# Start of RECORD EXTRACTS
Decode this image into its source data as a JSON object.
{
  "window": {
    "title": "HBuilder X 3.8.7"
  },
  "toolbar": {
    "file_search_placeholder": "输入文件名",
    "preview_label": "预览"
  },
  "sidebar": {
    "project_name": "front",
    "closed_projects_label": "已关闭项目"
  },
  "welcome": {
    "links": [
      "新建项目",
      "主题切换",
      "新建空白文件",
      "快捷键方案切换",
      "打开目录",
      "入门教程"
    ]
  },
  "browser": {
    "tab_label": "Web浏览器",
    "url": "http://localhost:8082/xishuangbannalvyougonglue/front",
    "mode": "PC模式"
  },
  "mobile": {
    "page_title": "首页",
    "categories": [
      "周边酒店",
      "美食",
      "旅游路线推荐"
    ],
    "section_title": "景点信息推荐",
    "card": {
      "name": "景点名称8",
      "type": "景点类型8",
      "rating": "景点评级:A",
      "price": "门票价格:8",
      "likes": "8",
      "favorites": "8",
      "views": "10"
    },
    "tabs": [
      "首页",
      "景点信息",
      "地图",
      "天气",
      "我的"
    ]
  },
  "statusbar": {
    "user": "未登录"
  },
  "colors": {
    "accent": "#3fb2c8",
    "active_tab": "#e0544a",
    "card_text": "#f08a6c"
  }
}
# End of RECORD EXTRACTS
From the records above, extract every entry exactly as given.

Decode this image into its source data as a JSON object.
{
  "window": {
    "title": "HBuilder X 3.8.7"
  },
  "toolbar": {
    "file_search_placeholder": "输入文件名",
    "preview_label": "预览"
  },
  "sidebar": {
    "project_name": "front",
    "closed_projects_label": "已关闭项目"
  },
  "welcome": {
    "links": [
      "新建项目",
      "主题切换",
      "新建空白文件",
      "快捷键方案切换",
      "打开目录",
      "入门教程"
    ]
  },
  "browser": {
    "tab_label": "Web浏览器",
    "url": "http://localhost:8082/xishuangbannalvyougonglue/front",
    "mode": "PC模式"
  },
  "mobile": {
    "page_title": "首页",
    "categories": [
      "周边酒店",
      "美食",
      "旅游路线推荐"
    ],
    "section_title": "景点信息推荐",
    "card": {
      "name": "景点名称8",
      "type": "景点类型8",
      "rating": "景点评级:A",
      "price": "门票价格:8",
      "likes": "8",
      "favorites": "8",
      "views": "10"
    },
    "tabs": [
      "首页",
      "景点信息",
      "地图",
      "天气",
      "我的"
    ]
  },
  "statusbar": {
    "user": "未登录"
  },
  "colors": {
    "accent": "#3fb2c8",
    "active_tab": "#e0544a",
    "card_text": "#f08a6c"
  }
}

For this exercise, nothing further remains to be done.